## 提示文
========================================
30年代、昼行の急行は九州行(例外:なにわ 電車化以降は六甲、せっつ等があります。)しかありませんでした。
このため、小生、よく寝台車を利用しました。寝台利用時間は寝台券の有無に関わらず乗車できました。

改めて、当時を思いおこせば、例外はありませんでした。

投稿者 EF5841
投稿日 5月20日(金)22時59分39秒
タイトル 訂正
寝台利用時間 > 寝台利用時間以外

まろねふ様に質問です。
東海道・山陽の特ロが、まのねふ様の示された基準と異なる向きをしていたのが、
41年基準に示されるようになったのは、いつの基準かご教示いただけると幸いです。

投稿者 クモイ103
投稿日 5月21日(土)01時16分32秒
タイトル 改定版?
 横レス失礼します。
 まろねふ様、「旅客輸送基準規定 昭41・12・10 旅達16」とのことですが、
内容に「A寝台車」「B寝台車」が含まれていることから、昭和44年5月10日以降に改定されたもののようですね。
改定の履歴は判りませんか?

投稿者 まろねふ
投稿日 5月21日(土)22時06分34秒
タイトル 改定履歴
>クモイ103さま
改定履歴に関しては、昭43・2 旅達5号から昭51・11 旅達86号までが中間省略とのことで、
称号改正時の改定時期が特定できませんでした。

>EF5841さま
私が参考にした旅客輸送基準規定の前文にこのような記述があります。
========================================
## 表示項目
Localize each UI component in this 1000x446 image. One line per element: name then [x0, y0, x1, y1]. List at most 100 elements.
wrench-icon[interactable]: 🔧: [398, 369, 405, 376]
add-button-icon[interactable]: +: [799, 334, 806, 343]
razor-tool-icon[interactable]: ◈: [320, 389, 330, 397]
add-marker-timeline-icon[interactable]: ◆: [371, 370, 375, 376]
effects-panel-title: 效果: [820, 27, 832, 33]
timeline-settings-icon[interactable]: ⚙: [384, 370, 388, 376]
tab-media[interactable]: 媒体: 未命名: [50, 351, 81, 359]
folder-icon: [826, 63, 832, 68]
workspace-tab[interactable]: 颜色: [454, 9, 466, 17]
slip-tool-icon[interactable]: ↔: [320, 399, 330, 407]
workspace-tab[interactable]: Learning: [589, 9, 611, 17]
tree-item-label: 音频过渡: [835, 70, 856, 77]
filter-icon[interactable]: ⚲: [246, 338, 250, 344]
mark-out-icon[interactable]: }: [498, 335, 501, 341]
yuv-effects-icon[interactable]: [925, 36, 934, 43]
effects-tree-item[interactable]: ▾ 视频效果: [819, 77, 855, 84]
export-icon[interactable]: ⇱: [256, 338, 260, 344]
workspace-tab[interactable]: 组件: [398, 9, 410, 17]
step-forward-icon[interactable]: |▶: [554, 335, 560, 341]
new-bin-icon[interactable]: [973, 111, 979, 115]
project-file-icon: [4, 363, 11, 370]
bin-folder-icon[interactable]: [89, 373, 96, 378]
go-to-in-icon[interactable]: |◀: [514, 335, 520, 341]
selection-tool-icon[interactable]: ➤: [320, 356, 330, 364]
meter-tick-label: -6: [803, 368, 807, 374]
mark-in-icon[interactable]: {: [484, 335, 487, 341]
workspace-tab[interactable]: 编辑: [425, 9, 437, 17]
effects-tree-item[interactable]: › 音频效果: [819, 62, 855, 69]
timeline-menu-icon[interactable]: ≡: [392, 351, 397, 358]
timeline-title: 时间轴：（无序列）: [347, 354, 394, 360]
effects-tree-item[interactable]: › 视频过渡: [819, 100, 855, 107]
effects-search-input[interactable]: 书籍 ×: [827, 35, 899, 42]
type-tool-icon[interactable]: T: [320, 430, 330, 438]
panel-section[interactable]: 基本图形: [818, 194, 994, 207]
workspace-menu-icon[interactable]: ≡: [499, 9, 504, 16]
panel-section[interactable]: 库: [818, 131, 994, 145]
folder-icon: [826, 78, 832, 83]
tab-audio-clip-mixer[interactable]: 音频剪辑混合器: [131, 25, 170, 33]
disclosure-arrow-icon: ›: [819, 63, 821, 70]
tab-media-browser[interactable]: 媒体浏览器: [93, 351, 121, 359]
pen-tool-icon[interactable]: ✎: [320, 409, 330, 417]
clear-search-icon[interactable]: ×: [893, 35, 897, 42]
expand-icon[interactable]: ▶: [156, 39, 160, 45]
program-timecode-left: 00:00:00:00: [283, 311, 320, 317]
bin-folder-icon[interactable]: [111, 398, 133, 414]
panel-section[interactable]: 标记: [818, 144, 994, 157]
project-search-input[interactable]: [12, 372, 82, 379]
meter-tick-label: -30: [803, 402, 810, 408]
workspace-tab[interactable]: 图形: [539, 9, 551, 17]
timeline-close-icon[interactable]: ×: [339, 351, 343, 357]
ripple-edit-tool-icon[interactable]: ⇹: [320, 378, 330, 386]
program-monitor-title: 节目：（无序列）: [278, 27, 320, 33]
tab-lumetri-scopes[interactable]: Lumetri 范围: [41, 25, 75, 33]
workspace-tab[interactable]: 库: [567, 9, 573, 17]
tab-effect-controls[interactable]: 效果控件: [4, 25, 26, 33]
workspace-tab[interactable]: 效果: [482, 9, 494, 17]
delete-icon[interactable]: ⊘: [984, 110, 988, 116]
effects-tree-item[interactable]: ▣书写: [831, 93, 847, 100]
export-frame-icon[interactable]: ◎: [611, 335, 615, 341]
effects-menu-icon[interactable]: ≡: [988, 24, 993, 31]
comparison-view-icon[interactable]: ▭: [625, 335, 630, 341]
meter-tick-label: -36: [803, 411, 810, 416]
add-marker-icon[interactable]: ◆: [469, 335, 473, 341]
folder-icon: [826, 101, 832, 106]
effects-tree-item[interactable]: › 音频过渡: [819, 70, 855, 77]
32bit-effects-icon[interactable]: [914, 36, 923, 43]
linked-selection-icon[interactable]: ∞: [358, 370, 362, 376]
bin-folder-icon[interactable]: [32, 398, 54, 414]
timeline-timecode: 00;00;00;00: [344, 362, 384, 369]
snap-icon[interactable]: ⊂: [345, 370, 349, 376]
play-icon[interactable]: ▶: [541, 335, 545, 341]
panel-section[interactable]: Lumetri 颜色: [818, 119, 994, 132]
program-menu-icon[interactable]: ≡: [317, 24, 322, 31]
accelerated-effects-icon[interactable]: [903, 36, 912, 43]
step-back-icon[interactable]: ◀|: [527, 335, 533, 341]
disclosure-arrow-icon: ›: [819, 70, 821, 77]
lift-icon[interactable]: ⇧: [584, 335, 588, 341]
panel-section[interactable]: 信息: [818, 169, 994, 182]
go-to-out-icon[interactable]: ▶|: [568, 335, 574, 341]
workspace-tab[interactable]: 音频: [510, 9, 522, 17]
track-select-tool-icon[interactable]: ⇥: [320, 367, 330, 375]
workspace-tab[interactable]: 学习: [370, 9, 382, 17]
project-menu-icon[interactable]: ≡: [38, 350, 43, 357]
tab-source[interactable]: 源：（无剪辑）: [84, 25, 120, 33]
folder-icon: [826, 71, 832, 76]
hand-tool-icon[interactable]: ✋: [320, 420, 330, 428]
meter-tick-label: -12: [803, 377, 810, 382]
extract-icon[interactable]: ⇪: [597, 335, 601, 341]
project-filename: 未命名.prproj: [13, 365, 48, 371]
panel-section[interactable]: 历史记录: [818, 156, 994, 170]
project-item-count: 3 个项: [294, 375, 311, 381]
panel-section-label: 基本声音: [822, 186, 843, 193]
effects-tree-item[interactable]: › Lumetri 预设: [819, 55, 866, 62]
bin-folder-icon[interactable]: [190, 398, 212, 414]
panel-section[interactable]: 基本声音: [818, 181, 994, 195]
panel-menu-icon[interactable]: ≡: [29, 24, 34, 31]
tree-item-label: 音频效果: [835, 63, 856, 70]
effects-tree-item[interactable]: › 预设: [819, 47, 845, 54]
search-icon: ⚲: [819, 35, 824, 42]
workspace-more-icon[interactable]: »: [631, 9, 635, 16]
========================================
## 課題一覧
a. 提示文で、クモイ103は「旅客輸送基準規定 昭41・12・10 旅達16」を昭和44年5月10日以降に改定されたものだと見ています。その根拠を、提示文に基づいて一〜三文で説明してください。
b. 提示文の「東海道・山陽の特ロが、まのねふ様の示された基準と異なる向きをしていたのが、」から「改定されたもののようですね。」までの部分を、一字一句そのまま書き写してください。

## 各項目の解答
a. その規定の内容に「A寝台車」「B寝台車」という語が含まれているからです。

b.
東海道・山陽の特ロが、まのねふ様の示された基準と異なる向きをしていたのが、
41年基準に示されるようになったのは、いつの基準かご教示いただけると幸いです。

投稿者 クモイ103
投稿日 5月21日(土)01時16分32秒
タイトル 改定版?
 横レス失礼します。
 まろねふ様、「旅客輸送基準規定 昭41・12・10 旅達16」とのことですが、
内容に「A寝台車」「B寝台車」が含まれていることから、昭和44年5月10日以降に改定されたもののようですね。